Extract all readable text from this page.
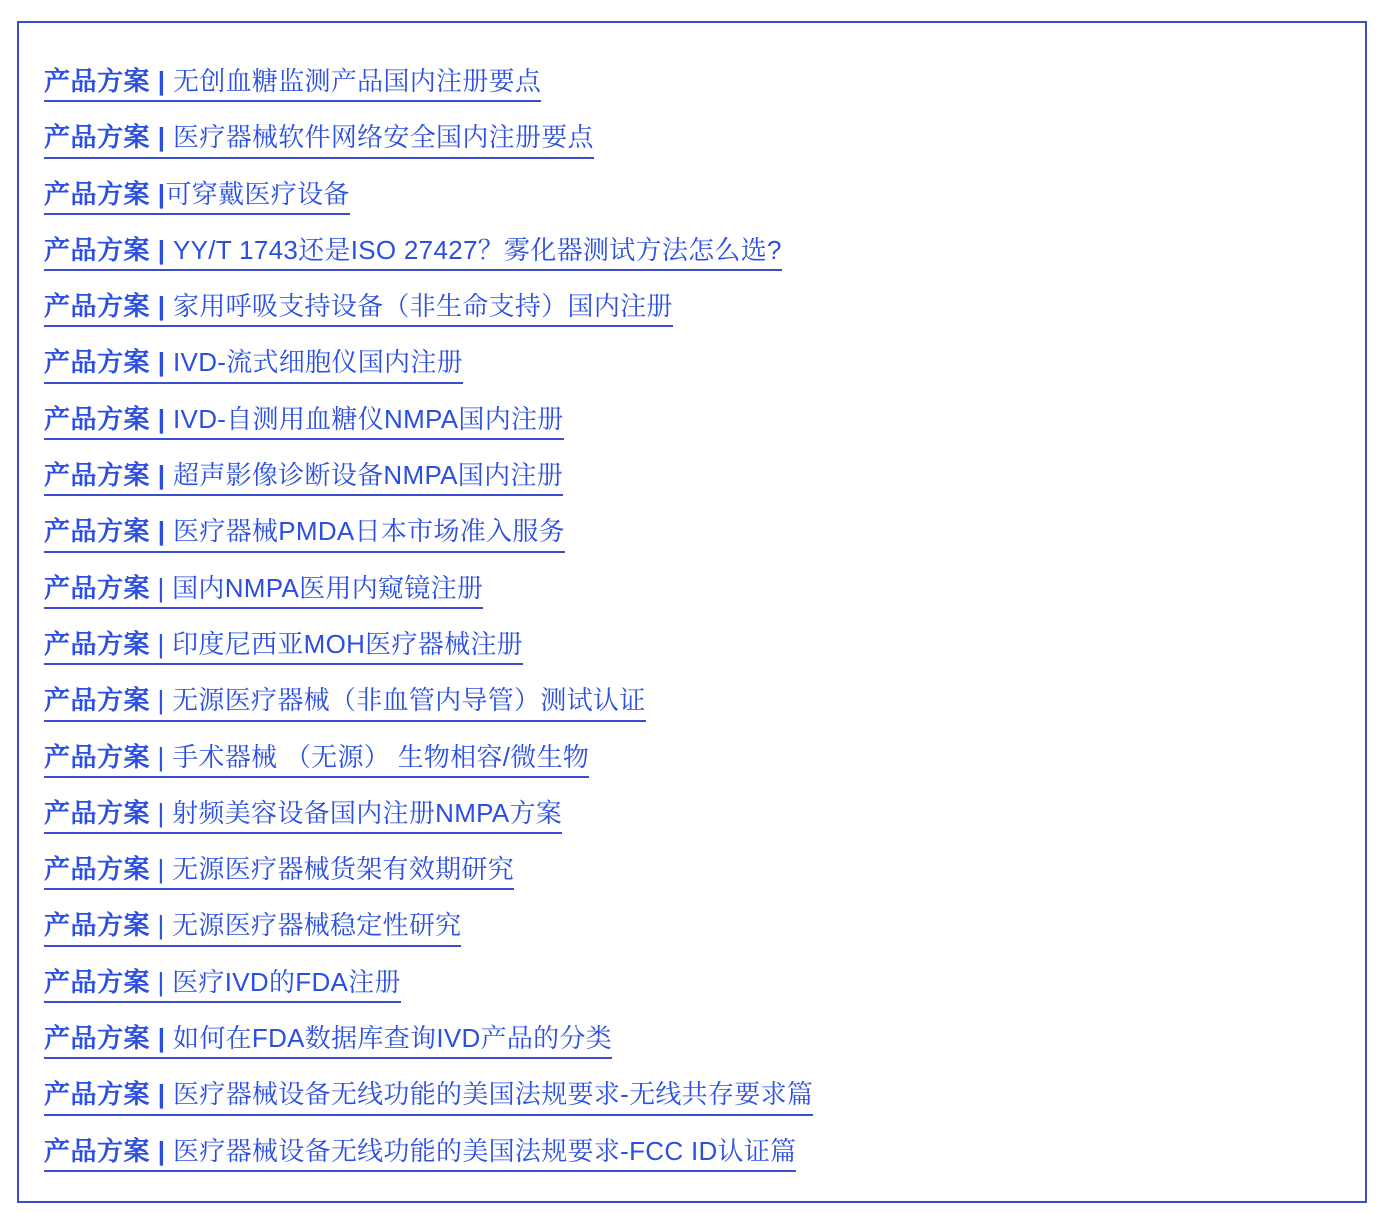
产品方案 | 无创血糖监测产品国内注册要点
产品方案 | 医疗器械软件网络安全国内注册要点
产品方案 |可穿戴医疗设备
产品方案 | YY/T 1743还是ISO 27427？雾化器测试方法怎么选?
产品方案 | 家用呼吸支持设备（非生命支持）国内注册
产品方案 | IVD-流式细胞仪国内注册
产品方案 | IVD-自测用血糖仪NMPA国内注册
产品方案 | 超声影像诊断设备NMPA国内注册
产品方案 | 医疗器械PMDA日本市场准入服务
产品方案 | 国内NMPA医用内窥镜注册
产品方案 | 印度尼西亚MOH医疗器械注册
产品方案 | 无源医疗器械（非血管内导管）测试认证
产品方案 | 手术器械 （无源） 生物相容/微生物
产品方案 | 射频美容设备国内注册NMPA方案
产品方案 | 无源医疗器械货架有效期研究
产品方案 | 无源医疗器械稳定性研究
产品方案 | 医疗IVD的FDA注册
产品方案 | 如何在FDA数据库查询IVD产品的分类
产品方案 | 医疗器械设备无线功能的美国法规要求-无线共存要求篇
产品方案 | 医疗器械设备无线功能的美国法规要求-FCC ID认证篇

==========

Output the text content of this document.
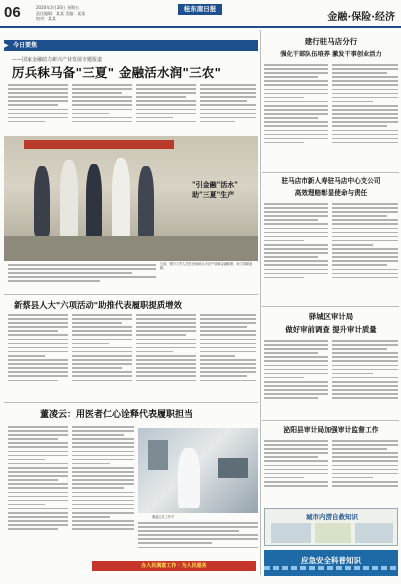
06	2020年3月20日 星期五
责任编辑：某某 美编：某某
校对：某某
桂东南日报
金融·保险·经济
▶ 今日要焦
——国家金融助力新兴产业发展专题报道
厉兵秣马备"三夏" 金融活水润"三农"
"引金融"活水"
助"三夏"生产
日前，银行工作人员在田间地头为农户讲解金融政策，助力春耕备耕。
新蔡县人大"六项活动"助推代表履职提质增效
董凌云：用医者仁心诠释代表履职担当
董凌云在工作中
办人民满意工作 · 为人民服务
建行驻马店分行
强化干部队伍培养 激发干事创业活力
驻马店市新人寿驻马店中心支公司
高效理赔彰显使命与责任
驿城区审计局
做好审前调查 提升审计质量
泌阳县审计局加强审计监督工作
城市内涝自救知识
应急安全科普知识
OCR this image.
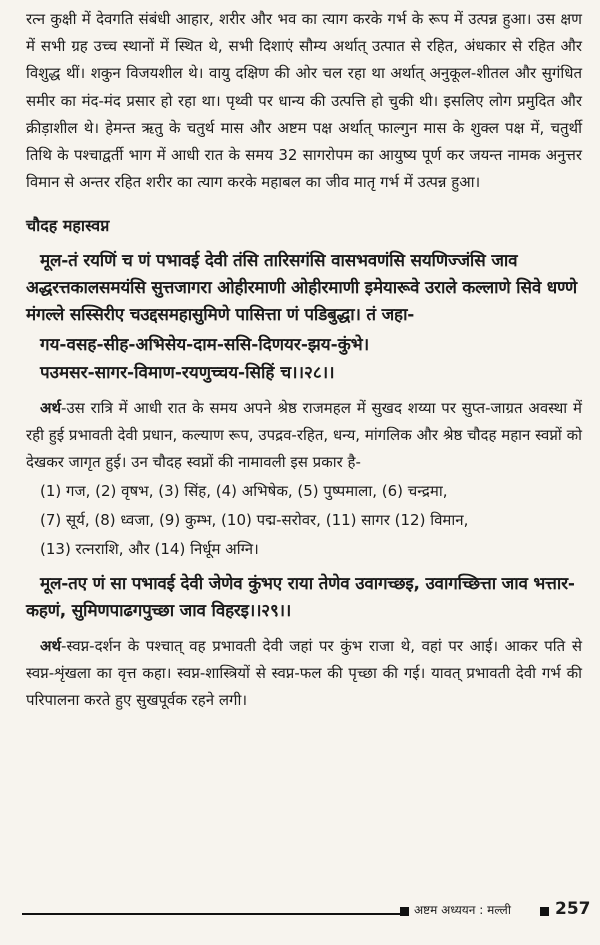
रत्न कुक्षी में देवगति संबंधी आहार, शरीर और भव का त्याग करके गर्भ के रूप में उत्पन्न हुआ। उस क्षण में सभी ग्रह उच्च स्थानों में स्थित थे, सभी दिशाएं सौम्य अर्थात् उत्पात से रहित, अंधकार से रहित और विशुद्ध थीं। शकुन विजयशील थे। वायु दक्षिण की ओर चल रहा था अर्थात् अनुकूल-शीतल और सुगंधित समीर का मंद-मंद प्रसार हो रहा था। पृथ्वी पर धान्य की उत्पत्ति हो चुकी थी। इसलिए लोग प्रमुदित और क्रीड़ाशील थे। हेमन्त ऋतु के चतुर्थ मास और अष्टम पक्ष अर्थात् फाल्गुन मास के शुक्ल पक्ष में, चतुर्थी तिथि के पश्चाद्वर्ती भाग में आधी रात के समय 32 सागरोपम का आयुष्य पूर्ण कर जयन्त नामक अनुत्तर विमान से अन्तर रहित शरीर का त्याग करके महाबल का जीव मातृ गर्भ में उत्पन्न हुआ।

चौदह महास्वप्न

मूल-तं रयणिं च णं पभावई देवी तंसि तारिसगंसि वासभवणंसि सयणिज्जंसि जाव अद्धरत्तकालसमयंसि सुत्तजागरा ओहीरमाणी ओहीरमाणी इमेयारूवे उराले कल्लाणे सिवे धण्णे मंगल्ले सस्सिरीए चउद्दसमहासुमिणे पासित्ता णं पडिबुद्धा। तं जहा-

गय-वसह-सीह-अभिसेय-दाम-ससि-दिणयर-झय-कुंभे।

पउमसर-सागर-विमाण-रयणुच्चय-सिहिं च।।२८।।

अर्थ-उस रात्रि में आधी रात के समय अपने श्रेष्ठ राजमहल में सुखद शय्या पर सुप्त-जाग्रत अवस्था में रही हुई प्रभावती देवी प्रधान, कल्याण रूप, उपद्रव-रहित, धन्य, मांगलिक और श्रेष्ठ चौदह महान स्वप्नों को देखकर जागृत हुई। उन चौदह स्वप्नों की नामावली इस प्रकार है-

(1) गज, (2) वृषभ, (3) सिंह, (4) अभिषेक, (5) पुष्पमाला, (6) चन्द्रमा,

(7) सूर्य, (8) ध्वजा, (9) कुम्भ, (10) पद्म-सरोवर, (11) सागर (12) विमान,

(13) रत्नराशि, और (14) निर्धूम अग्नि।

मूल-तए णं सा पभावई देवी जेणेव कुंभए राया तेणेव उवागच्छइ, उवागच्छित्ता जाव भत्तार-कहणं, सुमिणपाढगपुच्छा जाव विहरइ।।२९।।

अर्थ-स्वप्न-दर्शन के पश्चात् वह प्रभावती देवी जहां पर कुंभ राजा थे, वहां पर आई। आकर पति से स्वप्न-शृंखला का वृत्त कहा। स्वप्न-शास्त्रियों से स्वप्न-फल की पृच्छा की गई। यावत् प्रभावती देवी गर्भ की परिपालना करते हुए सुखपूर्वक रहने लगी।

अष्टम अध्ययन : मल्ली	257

==========

◆ **JOB**
In how many lines of the data does the string "this" appear? Give only the number.

◆ **THE RESULT**
3